When I joined in the Fall of 2000, the group was still meeting with the administration. They had had one big rally where Matt Damon and Ben Affleck came. We were planning rallies, holding teach-in’s, trying to circulate information, and leaf-letting events.

At that point, actually, there was sort of a lull. That first semester was sort of a crisis place for the campaign: we weren’t really getting anywhere. It was really hard to organize workers and convince them to feel like this was a meaningful thing. Workers were really fatalistic about their situation, or they were dealing with really messed up internal union politics. Faculty members were supportive, but they can’t be relied on as organizers or people to be organized. They sort of scatter. So it wasn’t clear what the direction was.

Then in January or so, we started talking about something really big and radical, something to shake the university out of its torpor and force it to take action. So were like,

“How about a really big rally?!”
“No, no, no....”
“How about we take over a building?!”
“No, no, no. That’s crazy. We’ll just alienate people.”
“Maybe, maybe, we’ll form a link around Massachusetts Hall and link arms and not leave?”
“No, no, no.”

Clearly we wanted to do something big, so we decided to have a rally. So we had one in March 2001 that we totally didn’t organize for, and we still got out 150, maybe 250 people. When we realized that there was sort of latent support on campus, we began to wonder, "How much more there would be if we did something that was worth going to?"

After a certain point, the idea of a sit-in began to emerge as the obvious but very unfortunate solution. Nobody wanted to do it. It is one of those things where the group decides something, yet everybody hates the idea. Just this sense of inevitability: we have to do a sit-in because there’s nothing else to do.

The strength to do the sit-in came from our group. You know how this works: one person with a strongly held moral conviction can be strengthened by similar senses in other people. We had all been thinking about this for so long, and very actively reflecting on it and discussing all the issues involved: the practical ones, the philosophical ones, and so on. It was pretty clear that we all reached a point that was sufficient for each of us, individually, to take this step. There were so many people who wanted to go in who couldn’t go for various reason. There were seventy or eighty people willing to go in. In the end, fifty people went in. Twenty-six people held out for all 21 days of the sit-in.

========

§ TASKS:
1: Decide whether each statement agrees with the account of the student campaign and sit-in. Give yes or no for each, and quote the exact words from the account that settle it.
(a) The March 2001 rally drew at least 150 people.
(b) Faculty members opposed the campaign.
(c) Fifty people stayed for all 21 days of the sit-in.
2: Retype the part of the sit-in account that opens with the words containing "When I joined" and closes with "and leaf-letting events.". Keep every word and punctuation mark unchanged.
3: Continue the first-person account of the student campaign and its sit-in, starting right after its last sentence.

========

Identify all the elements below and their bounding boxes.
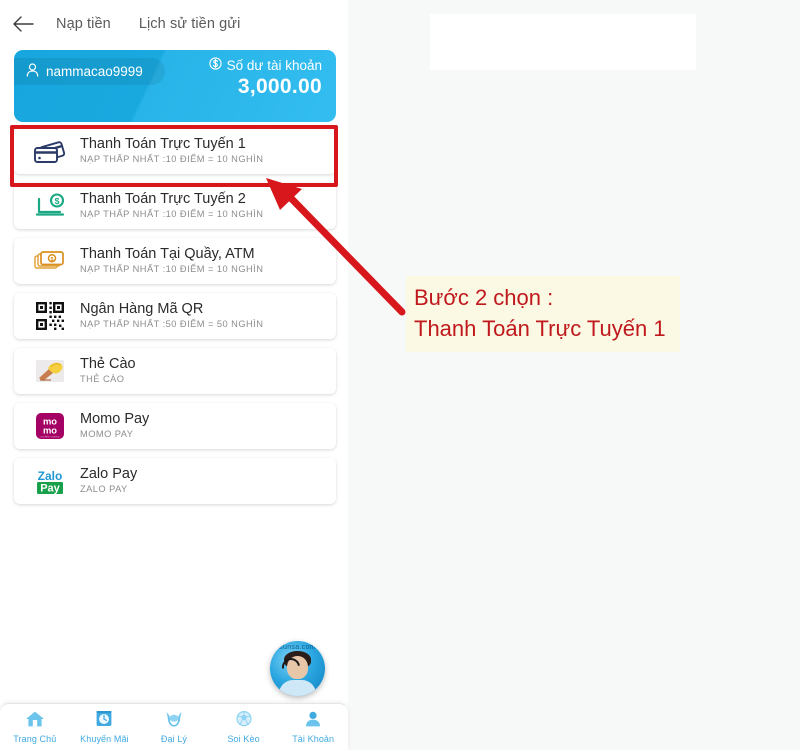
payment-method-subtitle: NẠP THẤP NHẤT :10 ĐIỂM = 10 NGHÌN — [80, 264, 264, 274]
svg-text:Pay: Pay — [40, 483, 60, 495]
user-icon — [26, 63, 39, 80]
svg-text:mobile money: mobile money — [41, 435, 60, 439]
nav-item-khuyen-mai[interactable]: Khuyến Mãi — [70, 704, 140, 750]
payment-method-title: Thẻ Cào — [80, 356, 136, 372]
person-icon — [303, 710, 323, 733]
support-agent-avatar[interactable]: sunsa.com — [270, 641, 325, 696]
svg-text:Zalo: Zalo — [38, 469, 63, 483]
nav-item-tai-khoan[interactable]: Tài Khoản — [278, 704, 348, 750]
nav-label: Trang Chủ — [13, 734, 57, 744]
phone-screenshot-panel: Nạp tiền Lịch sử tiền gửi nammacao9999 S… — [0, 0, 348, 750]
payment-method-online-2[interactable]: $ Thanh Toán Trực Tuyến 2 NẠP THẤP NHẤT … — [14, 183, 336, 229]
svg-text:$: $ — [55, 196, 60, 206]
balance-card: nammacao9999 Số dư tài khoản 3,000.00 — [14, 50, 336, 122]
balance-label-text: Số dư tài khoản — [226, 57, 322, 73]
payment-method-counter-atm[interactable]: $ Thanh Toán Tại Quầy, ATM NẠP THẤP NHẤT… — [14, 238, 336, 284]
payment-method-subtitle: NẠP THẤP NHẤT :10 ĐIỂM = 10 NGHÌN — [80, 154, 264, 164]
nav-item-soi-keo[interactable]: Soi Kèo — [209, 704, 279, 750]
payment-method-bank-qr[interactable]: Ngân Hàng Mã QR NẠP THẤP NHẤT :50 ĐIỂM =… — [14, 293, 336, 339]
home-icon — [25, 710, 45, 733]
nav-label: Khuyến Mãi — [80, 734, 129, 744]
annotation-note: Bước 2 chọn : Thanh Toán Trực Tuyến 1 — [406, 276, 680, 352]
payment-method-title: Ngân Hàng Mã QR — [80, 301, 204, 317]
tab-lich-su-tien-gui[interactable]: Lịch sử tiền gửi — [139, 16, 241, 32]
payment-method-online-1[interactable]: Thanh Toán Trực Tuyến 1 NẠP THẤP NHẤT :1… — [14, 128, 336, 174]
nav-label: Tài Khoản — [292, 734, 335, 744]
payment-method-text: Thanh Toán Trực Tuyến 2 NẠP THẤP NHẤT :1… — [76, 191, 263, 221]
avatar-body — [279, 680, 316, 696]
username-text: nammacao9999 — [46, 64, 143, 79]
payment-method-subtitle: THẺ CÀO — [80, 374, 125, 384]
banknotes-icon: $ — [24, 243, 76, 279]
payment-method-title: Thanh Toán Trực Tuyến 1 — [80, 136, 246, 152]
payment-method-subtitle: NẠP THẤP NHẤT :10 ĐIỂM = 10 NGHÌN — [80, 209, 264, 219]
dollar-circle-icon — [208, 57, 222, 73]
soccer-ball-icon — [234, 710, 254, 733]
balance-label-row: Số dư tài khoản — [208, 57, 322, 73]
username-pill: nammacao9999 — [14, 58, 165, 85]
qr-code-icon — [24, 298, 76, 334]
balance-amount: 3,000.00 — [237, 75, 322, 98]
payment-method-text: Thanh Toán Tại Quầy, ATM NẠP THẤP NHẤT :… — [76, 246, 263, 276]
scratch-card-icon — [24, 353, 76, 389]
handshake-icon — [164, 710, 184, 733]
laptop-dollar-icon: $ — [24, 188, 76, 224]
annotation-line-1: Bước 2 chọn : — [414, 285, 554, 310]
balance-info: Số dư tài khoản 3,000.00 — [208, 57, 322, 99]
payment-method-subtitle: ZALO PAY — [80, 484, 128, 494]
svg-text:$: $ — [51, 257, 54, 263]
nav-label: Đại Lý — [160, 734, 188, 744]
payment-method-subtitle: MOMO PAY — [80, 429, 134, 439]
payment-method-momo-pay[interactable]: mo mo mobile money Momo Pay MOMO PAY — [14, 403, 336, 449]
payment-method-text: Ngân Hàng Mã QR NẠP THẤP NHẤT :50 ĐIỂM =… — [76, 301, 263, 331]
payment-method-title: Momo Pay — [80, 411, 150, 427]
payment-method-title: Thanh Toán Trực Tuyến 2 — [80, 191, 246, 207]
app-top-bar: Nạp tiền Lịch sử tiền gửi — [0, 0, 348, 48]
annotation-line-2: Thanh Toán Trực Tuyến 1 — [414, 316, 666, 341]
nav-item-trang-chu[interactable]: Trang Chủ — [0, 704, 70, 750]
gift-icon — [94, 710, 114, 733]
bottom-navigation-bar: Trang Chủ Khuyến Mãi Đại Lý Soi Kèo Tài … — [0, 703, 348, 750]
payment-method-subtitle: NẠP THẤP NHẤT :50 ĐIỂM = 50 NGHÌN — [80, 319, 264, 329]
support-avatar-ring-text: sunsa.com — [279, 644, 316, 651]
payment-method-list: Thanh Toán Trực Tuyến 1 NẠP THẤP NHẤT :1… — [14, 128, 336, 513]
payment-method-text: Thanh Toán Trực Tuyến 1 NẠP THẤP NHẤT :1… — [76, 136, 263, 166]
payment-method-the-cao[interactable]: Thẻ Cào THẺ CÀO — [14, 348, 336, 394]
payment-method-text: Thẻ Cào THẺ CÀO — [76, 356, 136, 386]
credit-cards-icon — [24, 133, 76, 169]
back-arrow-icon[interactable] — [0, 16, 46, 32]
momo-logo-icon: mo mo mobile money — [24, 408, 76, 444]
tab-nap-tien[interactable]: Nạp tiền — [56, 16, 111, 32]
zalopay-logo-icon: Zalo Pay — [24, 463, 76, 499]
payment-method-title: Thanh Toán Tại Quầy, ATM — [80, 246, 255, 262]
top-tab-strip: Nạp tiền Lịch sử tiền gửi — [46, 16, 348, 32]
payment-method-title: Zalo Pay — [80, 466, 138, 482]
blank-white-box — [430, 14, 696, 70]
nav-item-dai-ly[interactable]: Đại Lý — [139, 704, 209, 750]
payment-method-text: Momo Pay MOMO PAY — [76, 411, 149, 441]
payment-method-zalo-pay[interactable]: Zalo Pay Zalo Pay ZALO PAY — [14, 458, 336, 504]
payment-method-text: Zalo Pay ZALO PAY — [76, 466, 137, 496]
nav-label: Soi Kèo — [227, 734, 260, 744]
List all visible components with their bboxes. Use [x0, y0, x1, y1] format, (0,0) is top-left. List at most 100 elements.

========

§ RESPONSE LIST:
1:
(a) Yes: "we still got out 150, maybe 250 people."
(b) No: "Faculty members were supportive"
(c) No: "Twenty-six people held out for all 21 days of the sit-in."

2:
When I joined in the Fall of 2000, the group was still meeting with the administration. They had had one big rally where Matt Damon and Ben Affleck came. We were planning rallies, holding teach-in’s, trying to circulate information, and leaf-letting events.

3:
The sit-in ended when the university agreed to re-open all the contracts. That was good because it was clear that the unions were going to negotiate much better with all the evidence behind them. And they did: they got really good contracts. They also agreed to a moratorium on contracting, and we got this committee [the HCECP]. The committee didn’t really meet the Living Wage Campaign’s and worker’s demands, but they were still a major improvement.

Doing the sit-in, and seeing what a success it was-- despite the university’s rhetoric throughout of “this is coercive, what we need is dialogue”-- it made me realize what a lot of bullshit that was.

Why do you feel like dialogue was no longer worth pursuing?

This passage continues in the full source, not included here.